Lines of data
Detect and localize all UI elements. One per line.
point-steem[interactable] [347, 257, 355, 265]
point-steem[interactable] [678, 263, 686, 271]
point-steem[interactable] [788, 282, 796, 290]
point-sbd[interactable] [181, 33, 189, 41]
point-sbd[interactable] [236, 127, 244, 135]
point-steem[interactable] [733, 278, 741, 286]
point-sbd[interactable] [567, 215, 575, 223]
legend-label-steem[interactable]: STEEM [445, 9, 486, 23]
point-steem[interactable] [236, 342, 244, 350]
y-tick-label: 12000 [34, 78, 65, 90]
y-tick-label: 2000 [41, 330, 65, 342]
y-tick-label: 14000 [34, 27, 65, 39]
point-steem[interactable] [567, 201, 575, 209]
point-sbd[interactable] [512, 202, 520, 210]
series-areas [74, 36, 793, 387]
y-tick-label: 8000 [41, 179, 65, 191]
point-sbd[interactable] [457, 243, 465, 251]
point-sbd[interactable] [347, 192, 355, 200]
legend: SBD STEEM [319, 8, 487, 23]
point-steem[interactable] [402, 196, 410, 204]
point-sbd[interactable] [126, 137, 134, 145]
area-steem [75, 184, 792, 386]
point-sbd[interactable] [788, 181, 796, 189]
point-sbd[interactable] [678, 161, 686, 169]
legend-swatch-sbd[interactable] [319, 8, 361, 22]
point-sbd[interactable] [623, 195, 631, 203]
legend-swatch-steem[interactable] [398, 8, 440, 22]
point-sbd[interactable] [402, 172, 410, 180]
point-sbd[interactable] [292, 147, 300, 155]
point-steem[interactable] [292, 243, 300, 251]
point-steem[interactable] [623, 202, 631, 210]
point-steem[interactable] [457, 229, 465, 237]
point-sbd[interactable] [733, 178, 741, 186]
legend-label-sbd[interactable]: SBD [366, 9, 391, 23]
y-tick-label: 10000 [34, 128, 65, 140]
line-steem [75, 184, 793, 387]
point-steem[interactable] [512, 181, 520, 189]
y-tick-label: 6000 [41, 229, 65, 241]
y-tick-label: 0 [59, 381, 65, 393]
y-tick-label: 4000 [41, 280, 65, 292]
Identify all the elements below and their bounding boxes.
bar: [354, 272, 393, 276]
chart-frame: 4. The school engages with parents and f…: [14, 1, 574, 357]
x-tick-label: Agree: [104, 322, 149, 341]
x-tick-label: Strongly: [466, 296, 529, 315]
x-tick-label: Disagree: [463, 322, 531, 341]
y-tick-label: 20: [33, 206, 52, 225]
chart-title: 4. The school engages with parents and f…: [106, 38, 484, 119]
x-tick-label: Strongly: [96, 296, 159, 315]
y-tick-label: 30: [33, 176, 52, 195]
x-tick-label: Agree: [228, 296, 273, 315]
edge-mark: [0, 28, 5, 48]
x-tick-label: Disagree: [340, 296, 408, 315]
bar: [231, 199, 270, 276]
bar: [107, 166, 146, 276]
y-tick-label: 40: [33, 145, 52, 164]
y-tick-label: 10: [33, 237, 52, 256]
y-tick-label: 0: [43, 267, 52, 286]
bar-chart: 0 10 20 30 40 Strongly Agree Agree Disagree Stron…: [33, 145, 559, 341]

> **TASK DESCRIPTION**
Recast all of the entries above as a Markdown table with two columns, "Row" and "Line." Put each nonblank line in its own numbered row and skip blank lines.

> **FINAL RESULT**
| Row | Line |
|---|---|
| 1 | Detect and localize all UI elements. One per line. |
| 2 | point-steem[interactable] [347, 257, 355, 265] |
| 3 | point-steem[interactable] [678, 263, 686, 271] |
| 4 | point-steem[interactable] [788, 282, 796, 290] |
| 5 | point-sbd[interactable] [181, 33, 189, 41] |
| 6 | point-sbd[interactable] [236, 127, 244, 135] |
| 7 | point-steem[interactable] [733, 278, 741, 286] |
| 8 | point-sbd[interactable] [567, 215, 575, 223] |
| 9 | legend-label-steem[interactable]: STEEM [445, 9, 486, 23] |
| 10 | point-steem[interactable] [236, 342, 244, 350] |
| 11 | y-tick-label: 12000 [34, 78, 65, 90] |
| 12 | y-tick-label: 2000 [41, 330, 65, 342] |
| 13 | y-tick-label: 14000 [34, 27, 65, 39] |
| 14 | point-steem[interactable] [567, 201, 575, 209] |
| 15 | point-sbd[interactable] [512, 202, 520, 210] |
| 16 | series-areas [74, 36, 793, 387] |
| 17 | y-tick-label: 8000 [41, 179, 65, 191] |
| 18 | point-sbd[interactable] [457, 243, 465, 251] |
| 19 | point-sbd[interactable] [347, 192, 355, 200] |
| 20 | legend: SBD STEEM [319, 8, 487, 23] |
| 21 | point-steem[interactable] [402, 196, 410, 204] |
| 22 | point-sbd[interactable] [126, 137, 134, 145] |
| 23 | area-steem [75, 184, 792, 386] |
| 24 | point-sbd[interactable] [788, 181, 796, 189] |
| 25 | point-sbd[interactable] [678, 161, 686, 169] |
| 26 | legend-swatch-sbd[interactable] [319, 8, 361, 22] |
| 27 | point-sbd[interactable] [623, 195, 631, 203] |
| 28 | legend-swatch-steem[interactable] [398, 8, 440, 22] |
| 29 | point-sbd[interactable] [402, 172, 410, 180] |
| 30 | point-sbd[interactable] [292, 147, 300, 155] |
| 31 | point-steem[interactable] [292, 243, 300, 251] |
| 32 | point-steem[interactable] [623, 202, 631, 210] |
| 33 | point-steem[interactable] [457, 229, 465, 237] |
| 34 | point-sbd[interactable] [733, 178, 741, 186] |
| 35 | legend-label-sbd[interactable]: SBD [366, 9, 391, 23] |
| 36 | y-tick-label: 10000 [34, 128, 65, 140] |
| 37 | line-steem [75, 184, 793, 387] |
| 38 | point-steem[interactable] [512, 181, 520, 189] |
| 39 | y-tick-label: 6000 [41, 229, 65, 241] |
| 40 | y-tick-label: 0 [59, 381, 65, 393] |
| 41 | y-tick-label: 4000 [41, 280, 65, 292] |
| 42 | Identify all the elements below and their bounding boxes. |
| 43 | bar: [354, 272, 393, 276] |
| 44 | chart-frame: 4. The school engages with parents and f…: [14, 1, 574, 357] |
| 45 | x-tick-label: Agree: [104, 322, 149, 341] |
| 46 | x-tick-label: Strongly: [466, 296, 529, 315] |
| 47 | x-tick-label: Disagree: [463, 322, 531, 341] |
| 48 | y-tick-label: 20: [33, 206, 52, 225] |
| 49 | chart-title: 4. The school engages with parents and f…: [106, 38, 484, 119] |
| 50 | x-tick-label: Strongly: [96, 296, 159, 315] |
| 51 | y-tick-label: 30: [33, 176, 52, 195] |
| 52 | x-tick-label: Agree: [228, 296, 273, 315] |
| 53 | edge-mark: [0, 28, 5, 48] |
| 54 | x-tick-label: Disagree: [340, 296, 408, 315] |
| 55 | bar: [231, 199, 270, 276] |
| 56 | bar: [107, 166, 146, 276] |
| 57 | y-tick-label: 40: [33, 145, 52, 164] |
| 58 | y-tick-label: 10: [33, 237, 52, 256] |
| 59 | y-tick-label: 0: [43, 267, 52, 286] |
| 60 | bar-chart: 0 10 20 30 40 Strongly Agree Agree Disagree Stron…: [33, 145, 559, 341] |